### [What you need to do]
Set all the material down again unchanged, without the pictures.

==== Records for this exercise

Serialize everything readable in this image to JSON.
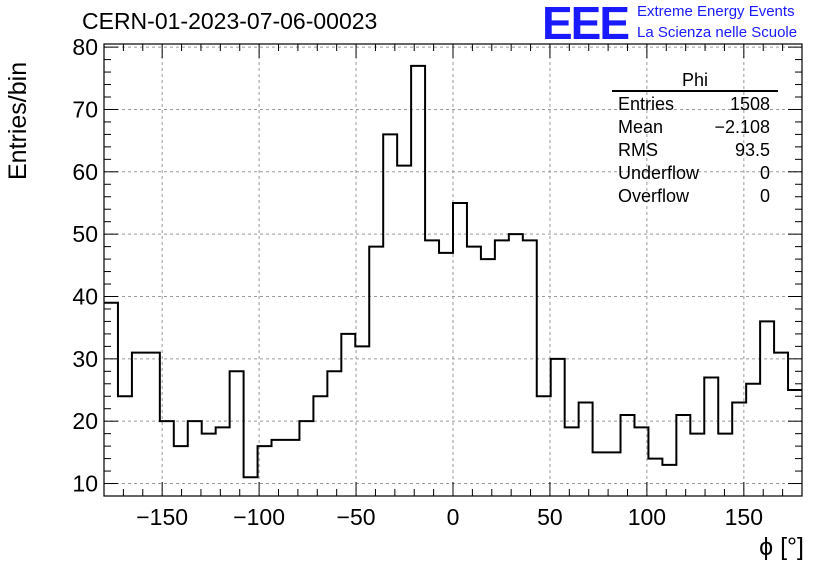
{
  "header": {
    "title": "CERN-01-2023-07-06-00023",
    "logo": "EEE",
    "brand_line1": "Extreme Energy Events",
    "brand_line2": "La Scienza nelle Scuole"
  },
  "stats": {
    "title": "Phi",
    "rows": [
      {
        "label": "Entries",
        "value": "1508"
      },
      {
        "label": "Mean",
        "value": "−2.108"
      },
      {
        "label": "RMS",
        "value": "93.5"
      },
      {
        "label": "Underflow",
        "value": "0"
      },
      {
        "label": "Overflow",
        "value": "0"
      }
    ]
  },
  "chart_data": {
    "type": "histogram",
    "title": "CERN-01-2023-07-06-00023",
    "xlabel": "ϕ [°]",
    "ylabel": "Entries/bin",
    "xlim": [
      -180,
      180
    ],
    "ylim": [
      8,
      80.5
    ],
    "bin_width": 7.2,
    "xticks": [
      -150,
      -100,
      -50,
      0,
      50,
      100,
      150
    ],
    "xtick_labels": [
      "−150",
      "−100",
      "−50",
      "0",
      "50",
      "100",
      "150"
    ],
    "yticks": [
      10,
      20,
      30,
      40,
      50,
      60,
      70,
      80
    ],
    "ytick_labels": [
      "10",
      "20",
      "30",
      "40",
      "50",
      "60",
      "70",
      "80"
    ],
    "grid": true,
    "line_color": "#000000",
    "values": [
      39,
      24,
      31,
      31,
      20,
      16,
      20,
      18,
      19,
      28,
      11,
      16,
      17,
      17,
      20,
      24,
      28,
      34,
      32,
      48,
      66,
      61,
      77,
      49,
      47,
      55,
      48,
      46,
      49,
      50,
      49,
      24,
      30,
      19,
      23,
      15,
      15,
      21,
      19,
      14,
      13,
      21,
      18,
      27,
      18,
      23,
      26,
      36,
      31,
      25
    ]
  }
}
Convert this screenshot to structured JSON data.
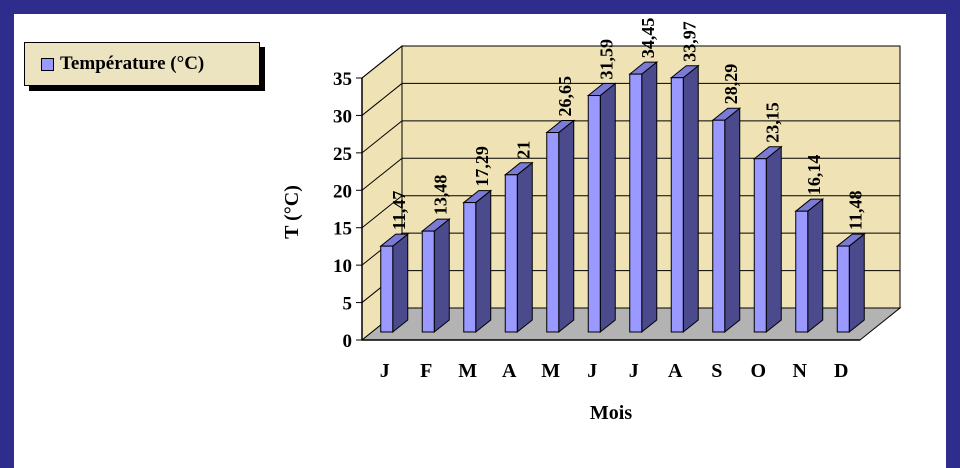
{
  "legend": {
    "label": "Température (°C)"
  },
  "colors": {
    "frame": "#2e2c8c",
    "bar_front": "#9999ff",
    "bar_side": "#4a4a8c",
    "bar_top": "#7b7bd6",
    "wall": "#efe2b4",
    "floor": "#b3b3b3",
    "legend_bg": "#ece3c1"
  },
  "chart_data": {
    "type": "bar",
    "categories": [
      "J",
      "F",
      "M",
      "A",
      "M",
      "J",
      "J",
      "A",
      "S",
      "O",
      "N",
      "D"
    ],
    "series": [
      {
        "name": "Température (°C)",
        "values": [
          11.47,
          13.48,
          17.29,
          21,
          26.65,
          31.59,
          34.45,
          33.97,
          28.29,
          23.15,
          16.14,
          11.48
        ],
        "value_labels": [
          "11,47",
          "13,48",
          "17,29",
          "21",
          "26,65",
          "31,59",
          "34,45",
          "33,97",
          "28,29",
          "23,15",
          "16,14",
          "11,48"
        ]
      }
    ],
    "xlabel": "Mois",
    "ylabel": "T (°C)",
    "ylim": [
      0,
      35
    ],
    "yticks": [
      "0",
      "5",
      "10",
      "15",
      "20",
      "25",
      "30",
      "35"
    ],
    "ytick_values": [
      0,
      5,
      10,
      15,
      20,
      25,
      30,
      35
    ],
    "grid": true,
    "legend_position": "top-left",
    "style": "3d"
  }
}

========

### [The answer]
Serialize everything readable in this image to JSON.
{
  "header": {
    "title": "CERN-01-2023-07-06-00023",
    "logo": "EEE",
    "brand_line1": "Extreme Energy Events",
    "brand_line2": "La Scienza nelle Scuole"
  },
  "stats": {
    "title": "Phi",
    "rows": [
      {
        "label": "Entries",
        "value": "1508"
      },
      {
        "label": "Mean",
        "value": "−2.108"
      },
      {
        "label": "RMS",
        "value": "93.5"
      },
      {
        "label": "Underflow",
        "value": "0"
      },
      {
        "label": "Overflow",
        "value": "0"
      }
    ]
  },
  "chart_data": {
    "type": "histogram",
    "title": "CERN-01-2023-07-06-00023",
    "xlabel": "ϕ [°]",
    "ylabel": "Entries/bin",
    "xlim": [
      -180,
      180
    ],
    "ylim": [
      8,
      80.5
    ],
    "bin_width": 7.2,
    "xticks": [
      -150,
      -100,
      -50,
      0,
      50,
      100,
      150
    ],
    "xtick_labels": [
      "−150",
      "−100",
      "−50",
      "0",
      "50",
      "100",
      "150"
    ],
    "yticks": [
      10,
      20,
      30,
      40,
      50,
      60,
      70,
      80
    ],
    "ytick_labels": [
      "10",
      "20",
      "30",
      "40",
      "50",
      "60",
      "70",
      "80"
    ],
    "grid": true,
    "line_color": "#000000",
    "values": [
      39,
      24,
      31,
      31,
      20,
      16,
      20,
      18,
      19,
      28,
      11,
      16,
      17,
      17,
      20,
      24,
      28,
      34,
      32,
      48,
      66,
      61,
      77,
      49,
      47,
      55,
      48,
      46,
      49,
      50,
      49,
      24,
      30,
      19,
      23,
      15,
      15,
      21,
      19,
      14,
      13,
      21,
      18,
      27,
      18,
      23,
      26,
      36,
      31,
      25
    ]
  }
}
Convert this screenshot to structured JSON data.
{
  "legend": {
    "label": "Température (°C)"
  },
  "colors": {
    "frame": "#2e2c8c",
    "bar_front": "#9999ff",
    "bar_side": "#4a4a8c",
    "bar_top": "#7b7bd6",
    "wall": "#efe2b4",
    "floor": "#b3b3b3",
    "legend_bg": "#ece3c1"
  },
  "chart_data": {
    "type": "bar",
    "categories": [
      "J",
      "F",
      "M",
      "A",
      "M",
      "J",
      "J",
      "A",
      "S",
      "O",
      "N",
      "D"
    ],
    "series": [
      {
        "name": "Température (°C)",
        "values": [
          11.47,
          13.48,
          17.29,
          21,
          26.65,
          31.59,
          34.45,
          33.97,
          28.29,
          23.15,
          16.14,
          11.48
        ],
        "value_labels": [
          "11,47",
          "13,48",
          "17,29",
          "21",
          "26,65",
          "31,59",
          "34,45",
          "33,97",
          "28,29",
          "23,15",
          "16,14",
          "11,48"
        ]
      }
    ],
    "xlabel": "Mois",
    "ylabel": "T (°C)",
    "ylim": [
      0,
      35
    ],
    "yticks": [
      "0",
      "5",
      "10",
      "15",
      "20",
      "25",
      "30",
      "35"
    ],
    "ytick_values": [
      0,
      5,
      10,
      15,
      20,
      25,
      30,
      35
    ],
    "grid": true,
    "legend_position": "top-left",
    "style": "3d"
  }
}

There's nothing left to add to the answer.